--- EXTRACT PROVIDED ---

This somewhat playful term refers to those compute and storage systems that are idle, yet still drawing power and taxing cooling systems. In reality, there is nothing amusing about ghost servers. They really should scare managers and finance teams because they are partly responsible for the nightmare of skyrocketing energy costs.

The scale of the problem is huge. Based on observing a large number of data centers, I can conservatively estimate that 10% to 15% of servers are idle at any point in time. Idle servers draw approximately 50% of their maximum required power. What does this mean in financial terms? For a 400 W server, the total energy costs are $800 or more per year. The total cost of wasted energy is therefore substantial, and puts a high price tag on energy that generates zero output.

It is time to take ghost-busting measures, while simultaneously taking steps towards greater overall energy efficiency — and cost reduction — in the data center.

STEP 1:  SHINE A LIGHT ON THE GHOSTS

You can’t eliminate waste that you don’t see. That means the first step in slashing up to 15% of your data center utility costs is all about gaining visibility. In my previous article, I explained how a holistic energy management solution can aggregate ongoing power and temperature data throughout your data center. It can give you a complete picture of the data center activity levels and how they correlate with, and impact, power consumption and temperature levels.

The resulting power and thermal maps are critical for gaining insights about the extremes in your data center. Besides identifying hot spots that can degrade reliability and lead to outages, an energy dashboard can put the spotlight on ghost servers. Whether viewed in real-time, or by extracting insights from logged data, ghost servers can be fully characterized over time and in relation to the various workloads and service levels in the data center.

STEP 2:  MATCH ASSETS TO DEMAND

Superior energy management solutions collect real-time server inlet temperatures and power consumption data from rack servers and blade servers in addition to power-distribution units (PDUs) and uninterruptible power supplies (UPSs). Airflow is also monitored throughout the data center and at the computer-area air handler (CRAH) equipment.

---

▶ [TO-DO LIST]
1. Using the passage on ghost servers, decide whether each statement agrees with it: (a) 10% to 15% of servers are estimated to be idle at any point in time; (b) idle servers draw about a quarter of their maximum required power; (c) an energy dashboard can spotlight ghost servers. Answer yes or no for each, quoting the deciding words.
2. Reproduce the passage on ghost servers between "The scale of" and "reduction — in the data center.", inclusive.
3. Carry on the article about ghost servers from the point where it stops.

--- DATA ROWS ---

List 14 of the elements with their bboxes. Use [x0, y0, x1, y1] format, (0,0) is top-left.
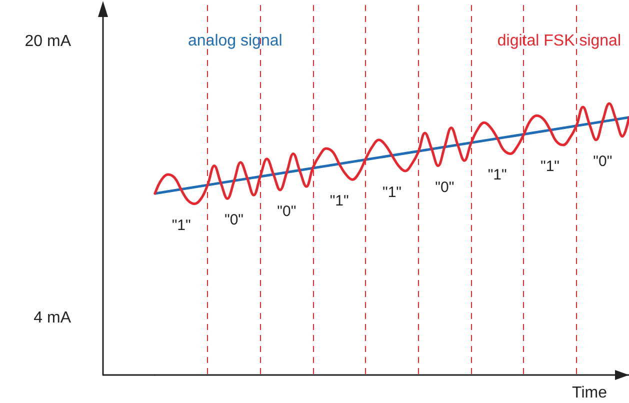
x-axis-title: Time — [572, 384, 608, 402]
text: analog signal — [188, 32, 282, 50]
y-tick-label: 20 mA — [24, 32, 72, 50]
annotation: "1" — [488, 166, 507, 184]
annotation: "0" — [224, 212, 244, 229]
annotation: "0" — [593, 152, 612, 170]
annotation: "1" — [540, 158, 560, 176]
annotation: "0" — [277, 203, 296, 220]
text: digital FSK signal — [497, 32, 622, 50]
annotation: "0" — [435, 178, 454, 196]
annotation: "1" — [172, 216, 191, 234]
annotation: "1" — [382, 184, 402, 201]
annotation: "1" — [330, 192, 349, 210]
y-tick-label: 4 mA — [34, 309, 72, 326]
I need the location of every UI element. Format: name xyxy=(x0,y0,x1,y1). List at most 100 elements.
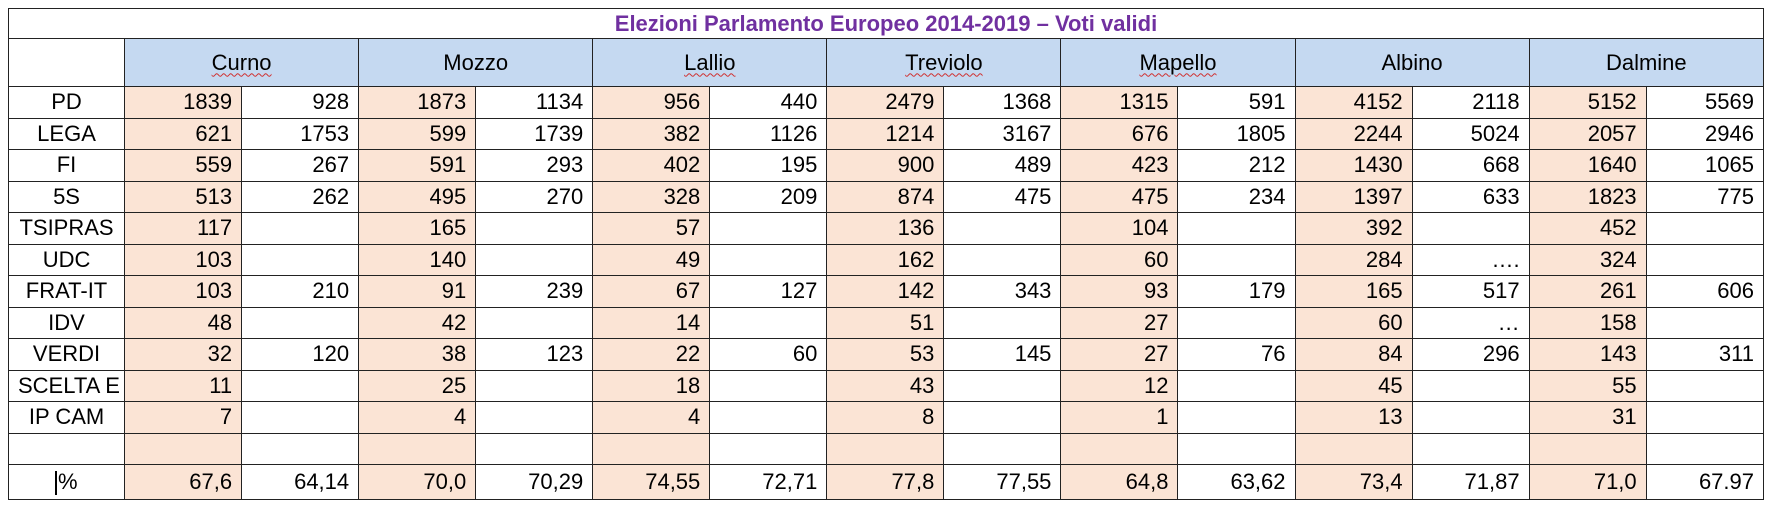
votes-2019-cell[interactable] xyxy=(475,369,594,402)
blank-cell[interactable] xyxy=(943,432,1062,465)
blank-cell[interactable] xyxy=(241,432,360,465)
votes-2014-cell[interactable]: 1839 xyxy=(124,86,243,119)
votes-2014-cell[interactable]: 5152 xyxy=(1528,86,1647,119)
votes-2014-cell[interactable]: 621 xyxy=(124,117,243,150)
votes-2019-cell[interactable] xyxy=(1645,243,1765,276)
votes-2014-cell[interactable]: 495 xyxy=(358,180,477,213)
votes-2014-cell[interactable]: 27 xyxy=(1060,338,1179,371)
town-header[interactable]: Mapello xyxy=(1060,38,1296,87)
party-label[interactable]: IP CAM xyxy=(7,401,126,434)
votes-2019-cell[interactable] xyxy=(475,212,594,245)
votes-2019-cell[interactable] xyxy=(943,369,1062,402)
votes-2014-cell[interactable]: 140 xyxy=(358,243,477,276)
town-header[interactable]: Lallio xyxy=(592,38,828,87)
votes-2019-cell[interactable]: 145 xyxy=(943,338,1062,371)
votes-2019-cell[interactable] xyxy=(475,401,594,434)
votes-2014-cell[interactable]: 1873 xyxy=(358,86,477,119)
blank-cell[interactable] xyxy=(1411,432,1530,465)
votes-2019-cell[interactable] xyxy=(241,369,360,402)
town-header[interactable]: Albino xyxy=(1294,38,1530,87)
percent-2019-cell[interactable]: 71,87 xyxy=(1411,464,1530,500)
blank-cell[interactable] xyxy=(592,432,711,465)
percent-2019-cell[interactable]: 67.97 xyxy=(1645,464,1765,500)
votes-2019-cell[interactable]: 1368 xyxy=(943,86,1062,119)
votes-2014-cell[interactable]: 117 xyxy=(124,212,243,245)
votes-2014-cell[interactable]: 165 xyxy=(358,212,477,245)
votes-2014-cell[interactable]: 136 xyxy=(826,212,945,245)
votes-2019-cell[interactable] xyxy=(943,401,1062,434)
votes-2014-cell[interactable]: 51 xyxy=(826,306,945,339)
votes-2019-cell[interactable]: 76 xyxy=(1177,338,1296,371)
blank-cell[interactable] xyxy=(475,432,594,465)
corner-cell[interactable] xyxy=(7,38,126,87)
votes-2019-cell[interactable]: 928 xyxy=(241,86,360,119)
votes-2019-cell[interactable] xyxy=(1177,306,1296,339)
votes-2014-cell[interactable]: 49 xyxy=(592,243,711,276)
votes-2019-cell[interactable]: 1739 xyxy=(475,117,594,150)
votes-2019-cell[interactable]: 440 xyxy=(709,86,828,119)
votes-2019-cell[interactable]: 127 xyxy=(709,275,828,308)
percent-2014-cell[interactable]: 71,0 xyxy=(1528,464,1647,500)
percent-2014-cell[interactable]: 77,8 xyxy=(826,464,945,500)
votes-2019-cell[interactable] xyxy=(1177,243,1296,276)
votes-2019-cell[interactable]: 270 xyxy=(475,180,594,213)
votes-2014-cell[interactable]: 42 xyxy=(358,306,477,339)
percent-2019-cell[interactable]: 64,14 xyxy=(241,464,360,500)
votes-2014-cell[interactable]: 2479 xyxy=(826,86,945,119)
votes-2019-cell[interactable] xyxy=(1645,212,1765,245)
votes-2014-cell[interactable]: 12 xyxy=(1060,369,1179,402)
votes-2014-cell[interactable]: 1640 xyxy=(1528,149,1647,182)
votes-2014-cell[interactable]: 60 xyxy=(1294,306,1413,339)
votes-2014-cell[interactable]: 1214 xyxy=(826,117,945,150)
votes-2019-cell[interactable]: 775 xyxy=(1645,180,1765,213)
votes-2019-cell[interactable] xyxy=(943,306,1062,339)
votes-2014-cell[interactable]: 22 xyxy=(592,338,711,371)
votes-2019-cell[interactable]: 489 xyxy=(943,149,1062,182)
votes-2019-cell[interactable]: 293 xyxy=(475,149,594,182)
votes-2014-cell[interactable]: 53 xyxy=(826,338,945,371)
party-label[interactable]: FRAT-IT xyxy=(7,275,126,308)
votes-2019-cell[interactable] xyxy=(1645,401,1765,434)
votes-2019-cell[interactable] xyxy=(943,212,1062,245)
votes-2014-cell[interactable]: 8 xyxy=(826,401,945,434)
votes-2019-cell[interactable] xyxy=(1411,369,1530,402)
votes-2019-cell[interactable]: 606 xyxy=(1645,275,1765,308)
party-label[interactable]: 5S xyxy=(7,180,126,213)
votes-2014-cell[interactable]: 392 xyxy=(1294,212,1413,245)
votes-2014-cell[interactable]: 382 xyxy=(592,117,711,150)
votes-2019-cell[interactable] xyxy=(1177,369,1296,402)
percent-2019-cell[interactable]: 77,55 xyxy=(943,464,1062,500)
votes-2019-cell[interactable] xyxy=(709,401,828,434)
votes-2014-cell[interactable]: 4152 xyxy=(1294,86,1413,119)
votes-2019-cell[interactable] xyxy=(241,306,360,339)
votes-2019-cell[interactable]: 1065 xyxy=(1645,149,1765,182)
votes-2014-cell[interactable]: 4 xyxy=(358,401,477,434)
town-header[interactable]: Curno xyxy=(124,38,360,87)
votes-2014-cell[interactable]: 84 xyxy=(1294,338,1413,371)
votes-2019-cell[interactable] xyxy=(475,243,594,276)
votes-2019-cell[interactable] xyxy=(943,243,1062,276)
table-title[interactable]: Elezioni Parlamento Europeo 2014-2019 – … xyxy=(8,8,1764,39)
votes-2019-cell[interactable]: 60 xyxy=(709,338,828,371)
votes-2014-cell[interactable]: 93 xyxy=(1060,275,1179,308)
votes-2019-cell[interactable] xyxy=(709,212,828,245)
votes-2014-cell[interactable]: 1315 xyxy=(1060,86,1179,119)
votes-2019-cell[interactable] xyxy=(1645,306,1765,339)
blank-cell[interactable] xyxy=(358,432,477,465)
percent-2014-cell[interactable]: 73,4 xyxy=(1294,464,1413,500)
votes-2019-cell[interactable]: 209 xyxy=(709,180,828,213)
votes-2014-cell[interactable]: 38 xyxy=(358,338,477,371)
votes-2019-cell[interactable] xyxy=(241,243,360,276)
percent-2014-cell[interactable]: 67,6 xyxy=(124,464,243,500)
votes-2014-cell[interactable]: 284 xyxy=(1294,243,1413,276)
votes-2014-cell[interactable]: 874 xyxy=(826,180,945,213)
blank-cell[interactable] xyxy=(1177,432,1296,465)
votes-2019-cell[interactable]: 591 xyxy=(1177,86,1296,119)
votes-2014-cell[interactable]: 165 xyxy=(1294,275,1413,308)
percent-2019-cell[interactable]: 70,29 xyxy=(475,464,594,500)
votes-2019-cell[interactable]: 343 xyxy=(943,275,1062,308)
votes-2014-cell[interactable]: 18 xyxy=(592,369,711,402)
party-label[interactable]: VERDI xyxy=(7,338,126,371)
votes-2014-cell[interactable]: 1823 xyxy=(1528,180,1647,213)
votes-2014-cell[interactable]: 475 xyxy=(1060,180,1179,213)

---

▶ [TASK RESPONSES]
1.
(a) Yes: "I can conservatively estimate that 10% to 15% of servers are idle at any point in time."
(b) No: "Idle servers draw approximately 50% of their maximum required power."
(c) Yes: "an energy dashboard can put the spotlight on ghost servers."

2.
The scale of the problem is huge. Based on observing a large number of data centers, I can conservatively estimate that 10% to 15% of servers are idle at any point in time. Idle servers draw approximately 50% of their maximum required power. What does this mean in financial terms? For a 400 W server, the total energy costs are $800 or more per year. The total cost of wasted energy is therefore substantial, and puts a high price tag on energy that generates zero output.

It is time to take ghost-busting measures, while simultaneously taking steps towards greater overall energy efficiency — and cost reduction — in the data center.

3.
Armed with this fine-grained energy picture and historical data, data center team members can identify ghost servers and accurately define the optimal number of compute and storage servers. This information may result in the reduction of the number of servers, but more typically helps IT make adjustments and better use existing assets, including:

• Some servers or storage devices can be powered down during periods of lower activity.

• Workloads can be shifted to offload servers that are operating close to their maximums, and driving up temperature in the data center as a result. Cooling can be reduced as hotspots are eliminated.

• Racks and rows can be reconfigured to more evenly distribute workloads and lower overall ambient temperature without taxing CRAH systems.

• Rack densities can be optimized for normal operation as well as operation during disaster recovery (DR). Maximizing rack densities allows for more energy-efficient cooling solutions.

STEP 3:  ADJUST  AMBIENT   TEMPERATURE

After identifying ghost servers and making adjustments to align assets to demand, data center managers can use the same real-time energy and temperature data to make decisions about the possibility of increasing overall operating temperature in the data center. Proof of concept testing has shown that turning up the thermostat by just one degree — which lowers the demand on the cooling systems — can result in savings of 4% on the overall utility bill.

The industry buzz about high-temperature ambient (HTA) data centers includes headlines about mega-savings achieved by some of the biggest names in the technology industry. Google, Facebook, Yahoo!, and others are leading the heat wave, operating their data centers at temperatures up to 80°F.

Equipment vendors are specifying and warranting data center hardware for operation at temperatures up to 40°C (100°F).2 These higher temperatures are also reflected in current industry standards for data center efficiency, including those published by ASHRAE, Green Grid, Code of Conduct on Data Centres Energy Efficiency, and others.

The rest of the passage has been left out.